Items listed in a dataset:
[Begin]
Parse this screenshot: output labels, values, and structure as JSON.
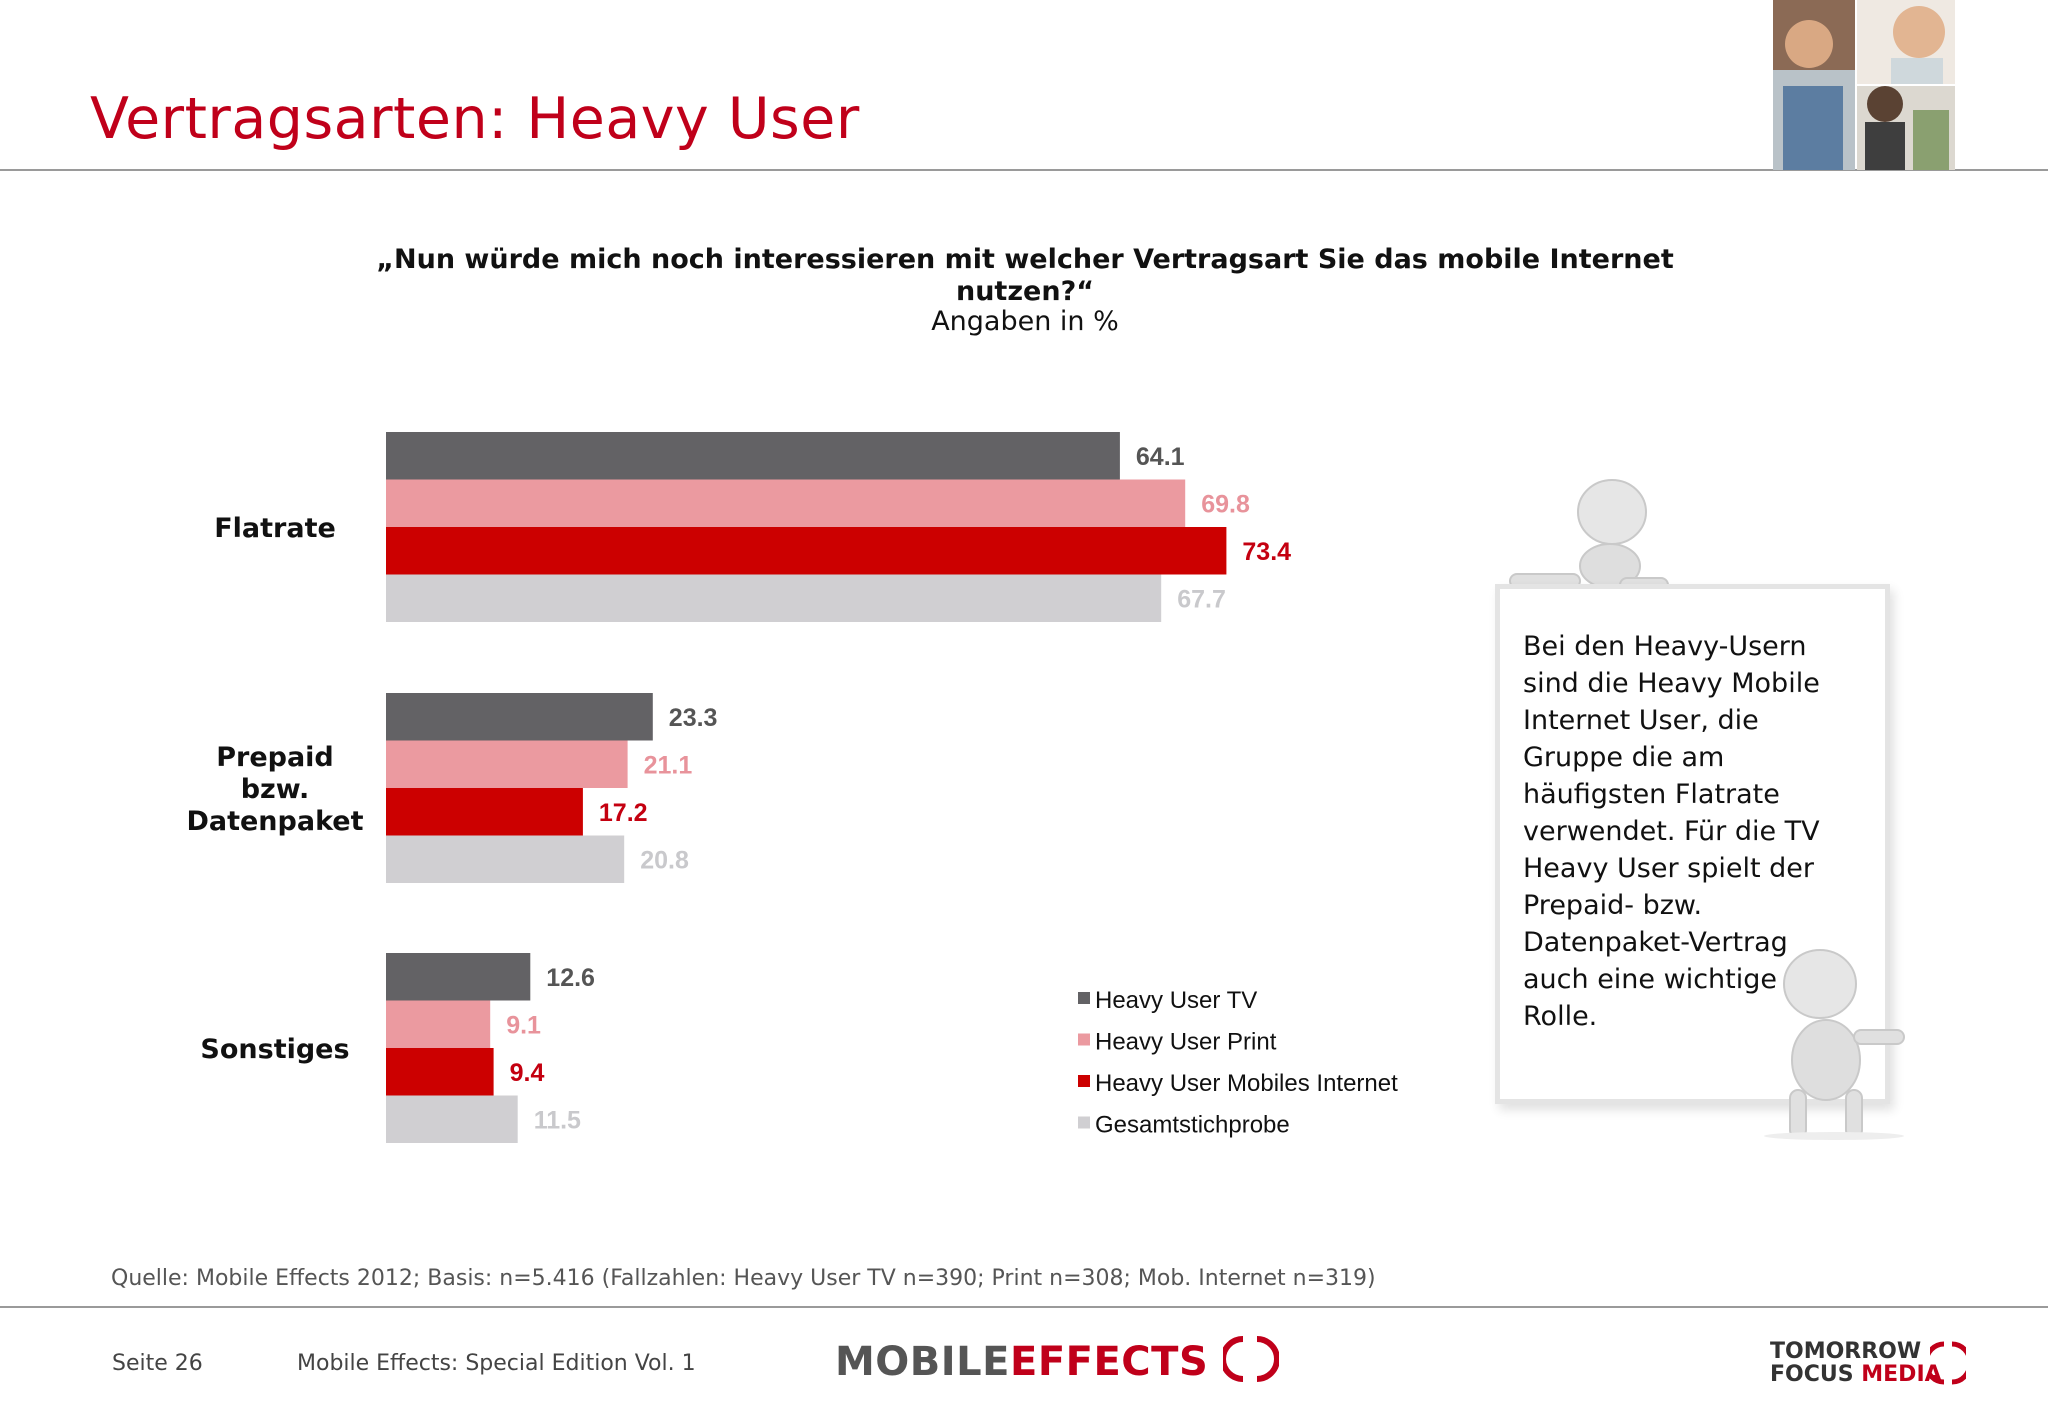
{
  "page": {
    "title": "Vertragsarten: Heavy User",
    "source": "Quelle: Mobile Effects 2012; Basis: n=5.416 (Fallzahlen: Heavy User TV n=390; Print n=308; Mob. Internet n=319)",
    "page_number": "Seite 26",
    "edition": "Mobile Effects: Special Edition Vol. 1",
    "note": "Bei den Heavy-Usern sind die Heavy Mobile Internet User, die Gruppe die am häufigsten Flatrate verwendet. Für die TV Heavy User spielt der Prepaid- bzw. Datenpaket-Vertrag auch eine wichtige Rolle.",
    "logo_left_part1": "MOBILE",
    "logo_left_part2": "EFFECTS",
    "logo_right_line1": "TOMORROW",
    "logo_right_line2a": "FOCUS",
    "logo_right_line2b": "MEDIA"
  },
  "chart_data": {
    "type": "bar",
    "orientation": "horizontal",
    "title": "„Nun würde mich noch interessieren mit welcher Vertragsart Sie das mobile Internet nutzen?“",
    "subtitle": "Angaben in %",
    "categories": [
      "Flatrate",
      "Prepaid bzw. Datenpaket",
      "Sonstiges"
    ],
    "category_lines": [
      [
        "Flatrate"
      ],
      [
        "Prepaid",
        "bzw.",
        "Datenpaket"
      ],
      [
        "Sonstiges"
      ]
    ],
    "series": [
      {
        "name": "Heavy User TV",
        "color": "#636265",
        "label_color": "#555555",
        "values": [
          64.1,
          23.3,
          12.6
        ]
      },
      {
        "name": "Heavy User Print",
        "color": "#eb9aa0",
        "label_color": "#e8939b",
        "values": [
          69.8,
          21.1,
          9.1
        ]
      },
      {
        "name": "Heavy User Mobiles Internet",
        "color": "#cc0000",
        "label_color": "#c40010",
        "values": [
          73.4,
          17.2,
          9.4
        ]
      },
      {
        "name": "Gesamtstichprobe",
        "color": "#d0cfd2",
        "label_color": "#c9c9cc",
        "values": [
          67.7,
          20.8,
          11.5
        ]
      }
    ],
    "xlim": [
      0,
      100
    ],
    "legend_position": "bottom-right"
  }
}
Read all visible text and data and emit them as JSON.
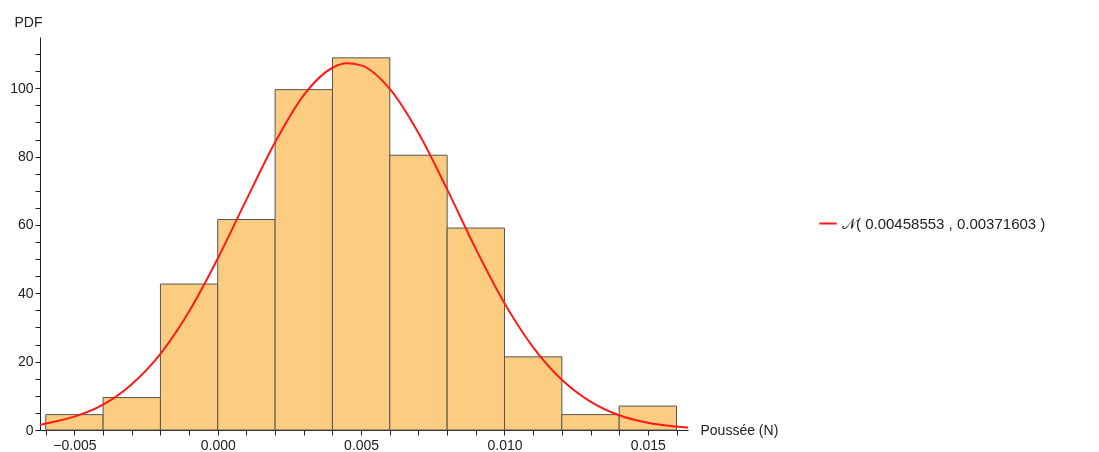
{
  "chart_data": {
    "type": "histogram",
    "xlabel": "Poussée (N)",
    "ylabel": "PDF",
    "bins": [
      -0.006,
      -0.004,
      -0.002,
      0.0,
      0.002,
      0.004,
      0.006,
      0.008,
      0.01,
      0.012,
      0.014,
      0.016
    ],
    "values": [
      4.5,
      9.5,
      42.7,
      61.6,
      99.6,
      108.9,
      80.4,
      59.1,
      21.4,
      4.5,
      7
    ],
    "color": "#fccd80",
    "series": [
      {
        "type": "line",
        "name": "𝒩( 0.00458553 , 0.00371603 )",
        "color": "#ff1a1a",
        "x": [
          -0.0062,
          -0.006,
          -0.005,
          -0.004,
          -0.003,
          -0.002,
          -0.001,
          0.0,
          0.001,
          0.002,
          0.003,
          0.004,
          0.0045,
          0.005,
          0.006,
          0.007,
          0.008,
          0.009,
          0.01,
          0.011,
          0.012,
          0.013,
          0.014,
          0.015,
          0.016,
          0.0164
        ],
        "values": [
          1.5,
          1.9,
          3.9,
          7.4,
          13.4,
          22.3,
          34.7,
          50.2,
          67.4,
          84.2,
          98.0,
          106.0,
          107.3,
          106.7,
          99.8,
          86.9,
          70.4,
          53.0,
          37.1,
          24.2,
          14.7,
          8.3,
          4.3,
          2.1,
          1.0,
          0.7
        ]
      }
    ],
    "xlim": [
      -0.0062,
      0.0164
    ],
    "xticks": [
      {
        "value": -0.006,
        "label": null
      },
      {
        "value": -0.005,
        "label": "−0.005"
      },
      {
        "value": -0.004,
        "label": null
      },
      {
        "value": -0.003,
        "label": null
      },
      {
        "value": -0.002,
        "label": null
      },
      {
        "value": -0.001,
        "label": null
      },
      {
        "value": 0,
        "label": "0.000"
      },
      {
        "value": 0.001,
        "label": null
      },
      {
        "value": 0.002,
        "label": null
      },
      {
        "value": 0.003,
        "label": null
      },
      {
        "value": 0.004,
        "label": null
      },
      {
        "value": 0.005,
        "label": "0.005"
      },
      {
        "value": 0.006,
        "label": null
      },
      {
        "value": 0.007,
        "label": null
      },
      {
        "value": 0.008,
        "label": null
      },
      {
        "value": 0.009,
        "label": null
      },
      {
        "value": 0.01,
        "label": "0.010"
      },
      {
        "value": 0.011,
        "label": null
      },
      {
        "value": 0.012,
        "label": null
      },
      {
        "value": 0.013,
        "label": null
      },
      {
        "value": 0.014,
        "label": null
      },
      {
        "value": 0.015,
        "label": "0.015"
      },
      {
        "value": 0.016,
        "label": null
      }
    ],
    "ylim": [
      0,
      115
    ],
    "yticks": [
      0,
      {
        "value": 5,
        "label": null
      },
      {
        "value": 10,
        "label": null
      },
      {
        "value": 15,
        "label": null
      },
      20,
      {
        "value": 25,
        "label": null
      },
      {
        "value": 30,
        "label": null
      },
      {
        "value": 35,
        "label": null
      },
      40,
      {
        "value": 45,
        "label": null
      },
      {
        "value": 50,
        "label": null
      },
      {
        "value": 55,
        "label": null
      },
      60,
      {
        "value": 65,
        "label": null
      },
      {
        "value": 70,
        "label": null
      },
      {
        "value": 75,
        "label": null
      },
      80,
      {
        "value": 85,
        "label": null
      },
      {
        "value": 90,
        "label": null
      },
      {
        "value": 95,
        "label": null
      },
      100,
      {
        "value": 105,
        "label": null
      },
      {
        "value": 110,
        "label": null
      }
    ],
    "grid": false,
    "legend": "right"
  }
}
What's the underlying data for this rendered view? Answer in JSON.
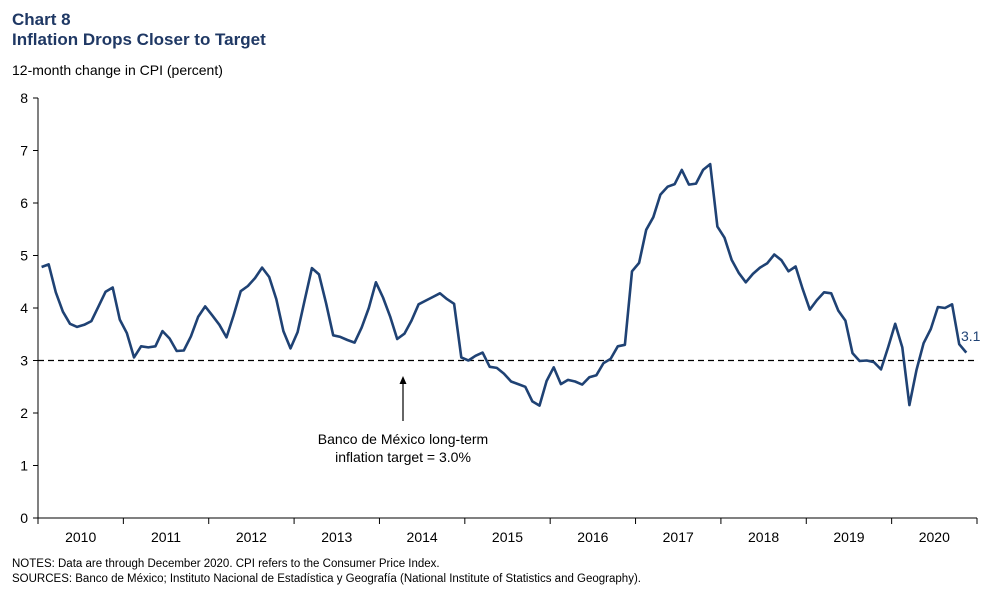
{
  "header": {
    "chart_number": "Chart 8",
    "title": "Inflation Drops Closer to Target",
    "unit_label": "12-month change in CPI (percent)"
  },
  "annotation": {
    "line1": "Banco de México long-term",
    "line2": "inflation target = 3.0%",
    "end_label": "3.1"
  },
  "footer": {
    "notes": "NOTES: Data are through December 2020. CPI refers to the Consumer Price Index.",
    "sources": "SOURCES: Banco de México; Instituto Nacional de Estadística y Geografía (National Institute of Statistics and Geography)."
  },
  "colors": {
    "series": "#1f4274",
    "title": "#1f3864",
    "axis": "#000000",
    "target_line": "#000000"
  },
  "chart_data": {
    "type": "line",
    "title": "Inflation Drops Closer to Target",
    "ylabel": "12-month change in CPI (percent)",
    "xlabel": "",
    "ylim": [
      0,
      8
    ],
    "yticks": [
      0,
      1,
      2,
      3,
      4,
      5,
      6,
      7,
      8
    ],
    "xlim": [
      "2010-01",
      "2020-12"
    ],
    "year_labels": [
      "2010",
      "2011",
      "2012",
      "2013",
      "2014",
      "2015",
      "2016",
      "2017",
      "2018",
      "2019",
      "2020"
    ],
    "grid": false,
    "target": {
      "value": 3.0,
      "style": "dashed"
    },
    "series": [
      {
        "start": "2010-01",
        "frequency": "monthly",
        "values": [
          4.78,
          4.83,
          4.3,
          3.93,
          3.7,
          3.64,
          3.68,
          3.75,
          4.03,
          4.31,
          4.39,
          3.78,
          3.52,
          3.06,
          3.27,
          3.25,
          3.27,
          3.56,
          3.42,
          3.18,
          3.19,
          3.46,
          3.83,
          4.03,
          3.86,
          3.68,
          3.44,
          3.86,
          4.32,
          4.42,
          4.57,
          4.77,
          4.59,
          4.17,
          3.56,
          3.23,
          3.54,
          4.16,
          4.76,
          4.64,
          4.09,
          3.48,
          3.45,
          3.39,
          3.34,
          3.63,
          4.0,
          4.49,
          4.2,
          3.84,
          3.41,
          3.51,
          3.76,
          4.07,
          4.14,
          4.21,
          4.28,
          4.17,
          4.08,
          3.06,
          3.0,
          3.09,
          3.15,
          2.88,
          2.86,
          2.75,
          2.6,
          2.55,
          2.5,
          2.22,
          2.14,
          2.61,
          2.87,
          2.55,
          2.63,
          2.6,
          2.54,
          2.68,
          2.72,
          2.95,
          3.03,
          3.27,
          3.3,
          4.7,
          4.86,
          5.49,
          5.73,
          6.16,
          6.31,
          6.36,
          6.63,
          6.35,
          6.37,
          6.63,
          6.74,
          5.55,
          5.34,
          4.92,
          4.67,
          4.49,
          4.65,
          4.77,
          4.85,
          5.02,
          4.91,
          4.7,
          4.79,
          4.36,
          3.97,
          4.15,
          4.3,
          4.28,
          3.95,
          3.76,
          3.14,
          2.99,
          3.0,
          2.97,
          2.83,
          3.25,
          3.7,
          3.25,
          2.15,
          2.82,
          3.33,
          3.6,
          4.02,
          4.0,
          4.07,
          3.31,
          3.15
        ]
      }
    ]
  }
}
[End]
Return from the data every line that holds "Flatrate".

**Task response:**
    "note": "Bei den Heavy-Usern sind die Heavy Mobile Internet User, die Gruppe die am häufigsten Flatrate verwendet. Für die TV Heavy User spielt der Prepaid- bzw. Datenpaket-Vertrag auch eine wichtige Rolle.",
      "Flatrate",
        "Flatrate"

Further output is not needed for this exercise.